§ Records for this exercise

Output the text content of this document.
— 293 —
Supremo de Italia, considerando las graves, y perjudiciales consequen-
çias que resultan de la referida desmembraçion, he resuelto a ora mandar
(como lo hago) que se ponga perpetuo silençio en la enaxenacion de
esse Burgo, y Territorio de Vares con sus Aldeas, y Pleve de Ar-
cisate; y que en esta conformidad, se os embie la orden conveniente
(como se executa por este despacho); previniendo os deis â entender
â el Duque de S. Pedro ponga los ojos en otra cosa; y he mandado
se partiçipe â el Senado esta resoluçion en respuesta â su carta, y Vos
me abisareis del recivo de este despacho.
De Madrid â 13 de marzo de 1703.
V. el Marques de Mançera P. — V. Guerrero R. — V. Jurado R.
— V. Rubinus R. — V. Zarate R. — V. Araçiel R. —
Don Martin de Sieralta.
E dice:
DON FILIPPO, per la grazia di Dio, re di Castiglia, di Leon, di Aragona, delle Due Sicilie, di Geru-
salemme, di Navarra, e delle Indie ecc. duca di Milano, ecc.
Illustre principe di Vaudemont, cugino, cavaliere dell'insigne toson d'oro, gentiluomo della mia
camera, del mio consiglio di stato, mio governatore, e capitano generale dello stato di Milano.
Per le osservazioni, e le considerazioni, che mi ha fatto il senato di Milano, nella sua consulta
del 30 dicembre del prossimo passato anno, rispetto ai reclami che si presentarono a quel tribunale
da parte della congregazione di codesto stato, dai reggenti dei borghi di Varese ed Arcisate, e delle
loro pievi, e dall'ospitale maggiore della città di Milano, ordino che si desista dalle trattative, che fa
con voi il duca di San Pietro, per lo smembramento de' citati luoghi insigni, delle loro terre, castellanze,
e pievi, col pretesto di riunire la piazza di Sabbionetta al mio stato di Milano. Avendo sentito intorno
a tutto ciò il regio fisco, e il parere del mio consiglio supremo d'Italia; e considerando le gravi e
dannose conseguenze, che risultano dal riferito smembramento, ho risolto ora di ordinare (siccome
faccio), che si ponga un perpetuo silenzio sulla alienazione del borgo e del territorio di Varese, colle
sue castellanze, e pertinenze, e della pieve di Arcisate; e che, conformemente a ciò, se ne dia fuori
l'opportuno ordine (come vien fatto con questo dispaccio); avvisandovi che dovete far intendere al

§ Exercise directions
Reproduce all the records precisely.

§ Correct response
Output the text content of this document.
— 293 —
Supremo de Italia, considerando las graves, y perjudiciales consequen-
çias que resultan de la referida desmembraçion, he resuelto a ora mandar
(como lo hago) que se ponga perpetuo silençio en la enaxenacion de
esse Burgo, y Territorio de Vares con sus Aldeas, y Pleve de Ar-
cisate; y que en esta conformidad, se os embie la orden conveniente
(como se executa por este despacho); previniendo os deis â entender
â el Duque de S. Pedro ponga los ojos en otra cosa; y he mandado
se partiçipe â el Senado esta resoluçion en respuesta â su carta, y Vos
me abisareis del recivo de este despacho.
De Madrid â 13 de marzo de 1703.
V. el Marques de Mançera P. — V. Guerrero R. — V. Jurado R.
— V. Rubinus R. — V. Zarate R. — V. Araçiel R. —
Don Martin de Sieralta.
E dice:
DON FILIPPO, per la grazia di Dio, re di Castiglia, di Leon, di Aragona, delle Due Sicilie, di Geru-
salemme, di Navarra, e delle Indie ecc. duca di Milano, ecc.
Illustre principe di Vaudemont, cugino, cavaliere dell'insigne toson d'oro, gentiluomo della mia
camera, del mio consiglio di stato, mio governatore, e capitano generale dello stato di Milano.
Per le osservazioni, e le considerazioni, che mi ha fatto il senato di Milano, nella sua consulta
del 30 dicembre del prossimo passato anno, rispetto ai reclami che si presentarono a quel tribunale
da parte della congregazione di codesto stato, dai reggenti dei borghi di Varese ed Arcisate, e delle
loro pievi, e dall'ospitale maggiore della città di Milano, ordino che si desista dalle trattative, che fa
con voi il duca di San Pietro, per lo smembramento de' citati luoghi insigni, delle loro terre, castellanze,
e pievi, col pretesto di riunire la piazza di Sabbionetta al mio stato di Milano. Avendo sentito intorno
a tutto ciò il regio fisco, e il parere del mio consiglio supremo d'Italia; e considerando le gravi e
dannose conseguenze, che risultano dal riferito smembramento, ho risolto ora di ordinare (siccome
faccio), che si ponga un perpetuo silenzio sulla alienazione del borgo e del territorio di Varese, colle
sue castellanze, e pertinenze, e della pieve di Arcisate; e che, conformemente a ciò, se ne dia fuori
l'opportuno ordine (come vien fatto con questo dispaccio); avvisandovi che dovete far intendere al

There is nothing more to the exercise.